## GOAL
Make an exact copy of all the material below, apart from the pictures.

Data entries
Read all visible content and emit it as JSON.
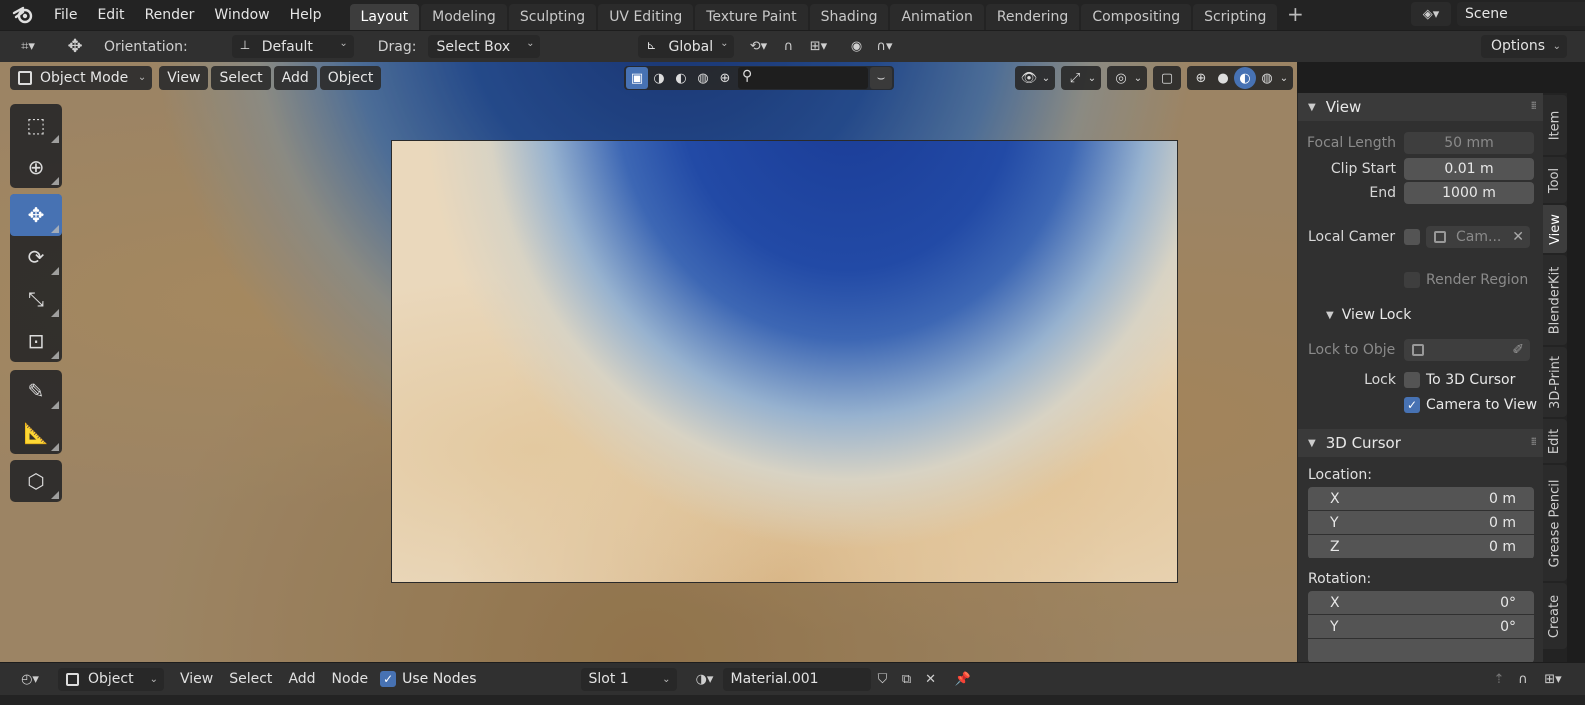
{
  "topbar": {
    "menus": [
      "File",
      "Edit",
      "Render",
      "Window",
      "Help"
    ],
    "workspace_tabs": [
      "Layout",
      "Modeling",
      "Sculpting",
      "UV Editing",
      "Texture Paint",
      "Shading",
      "Animation",
      "Rendering",
      "Compositing",
      "Scripting"
    ],
    "active_tab": "Layout",
    "scene_name": "Scene"
  },
  "tool_header": {
    "orientation_label": "Orientation:",
    "orientation_value": "Default",
    "drag_label": "Drag:",
    "drag_value": "Select Box",
    "transform_orientation": "Global",
    "options_label": "Options"
  },
  "viewport_header": {
    "mode": "Object Mode",
    "menus": [
      "View",
      "Select",
      "Add",
      "Object"
    ]
  },
  "toolbar": {
    "tools": [
      "select-box",
      "cursor",
      "move",
      "rotate",
      "scale",
      "transform",
      "annotate",
      "measure",
      "add-cube"
    ],
    "active_tool": "move"
  },
  "npanel": {
    "view_header": "View",
    "focal_length_label": "Focal Length",
    "focal_length_value": "50 mm",
    "clip_start_label": "Clip Start",
    "clip_start_value": "0.01 m",
    "clip_end_label": "End",
    "clip_end_value": "1000 m",
    "local_camera_label": "Local Camer",
    "local_camera_value": "Cam...",
    "render_region_label": "Render Region",
    "view_lock_header": "View Lock",
    "lock_to_object_label": "Lock to Obje",
    "lock_label": "Lock",
    "to_3d_cursor_label": "To 3D Cursor",
    "camera_to_view_label": "Camera to View",
    "cursor_header": "3D Cursor",
    "location_label": "Location:",
    "location": [
      {
        "axis": "X",
        "value": "0 m"
      },
      {
        "axis": "Y",
        "value": "0 m"
      },
      {
        "axis": "Z",
        "value": "0 m"
      }
    ],
    "rotation_label": "Rotation:",
    "rotation": [
      {
        "axis": "X",
        "value": "0°"
      },
      {
        "axis": "Y",
        "value": "0°"
      }
    ]
  },
  "sidebar_tabs": [
    "Item",
    "Tool",
    "View",
    "BlenderKit",
    "3D-Print",
    "Edit",
    "Grease Pencil",
    "Create"
  ],
  "active_sidebar_tab": "View",
  "bottom_bar": {
    "object_label": "Object",
    "menus": [
      "View",
      "Select",
      "Add",
      "Node"
    ],
    "use_nodes_label": "Use Nodes",
    "slot_value": "Slot 1",
    "material_value": "Material.001"
  }
}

## CORRECT RESPONSE
Read all visible content and emit it as JSON.
{
  "topbar": {
    "menus": [
      "File",
      "Edit",
      "Render",
      "Window",
      "Help"
    ],
    "workspace_tabs": [
      "Layout",
      "Modeling",
      "Sculpting",
      "UV Editing",
      "Texture Paint",
      "Shading",
      "Animation",
      "Rendering",
      "Compositing",
      "Scripting"
    ],
    "active_tab": "Layout",
    "scene_name": "Scene"
  },
  "tool_header": {
    "orientation_label": "Orientation:",
    "orientation_value": "Default",
    "drag_label": "Drag:",
    "drag_value": "Select Box",
    "transform_orientation": "Global",
    "options_label": "Options"
  },
  "viewport_header": {
    "mode": "Object Mode",
    "menus": [
      "View",
      "Select",
      "Add",
      "Object"
    ]
  },
  "toolbar": {
    "tools": [
      "select-box",
      "cursor",
      "move",
      "rotate",
      "scale",
      "transform",
      "annotate",
      "measure",
      "add-cube"
    ],
    "active_tool": "move"
  },
  "npanel": {
    "view_header": "View",
    "focal_length_label": "Focal Length",
    "focal_length_value": "50 mm",
    "clip_start_label": "Clip Start",
    "clip_start_value": "0.01 m",
    "clip_end_label": "End",
    "clip_end_value": "1000 m",
    "local_camera_label": "Local Camer",
    "local_camera_value": "Cam...",
    "render_region_label": "Render Region",
    "view_lock_header": "View Lock",
    "lock_to_object_label": "Lock to Obje",
    "lock_label": "Lock",
    "to_3d_cursor_label": "To 3D Cursor",
    "camera_to_view_label": "Camera to View",
    "cursor_header": "3D Cursor",
    "location_label": "Location:",
    "location": [
      {
        "axis": "X",
        "value": "0 m"
      },
      {
        "axis": "Y",
        "value": "0 m"
      },
      {
        "axis": "Z",
        "value": "0 m"
      }
    ],
    "rotation_label": "Rotation:",
    "rotation": [
      {
        "axis": "X",
        "value": "0°"
      },
      {
        "axis": "Y",
        "value": "0°"
      }
    ]
  },
  "sidebar_tabs": [
    "Item",
    "Tool",
    "View",
    "BlenderKit",
    "3D-Print",
    "Edit",
    "Grease Pencil",
    "Create"
  ],
  "active_sidebar_tab": "View",
  "bottom_bar": {
    "object_label": "Object",
    "menus": [
      "View",
      "Select",
      "Add",
      "Node"
    ],
    "use_nodes_label": "Use Nodes",
    "slot_value": "Slot 1",
    "material_value": "Material.001"
  }
}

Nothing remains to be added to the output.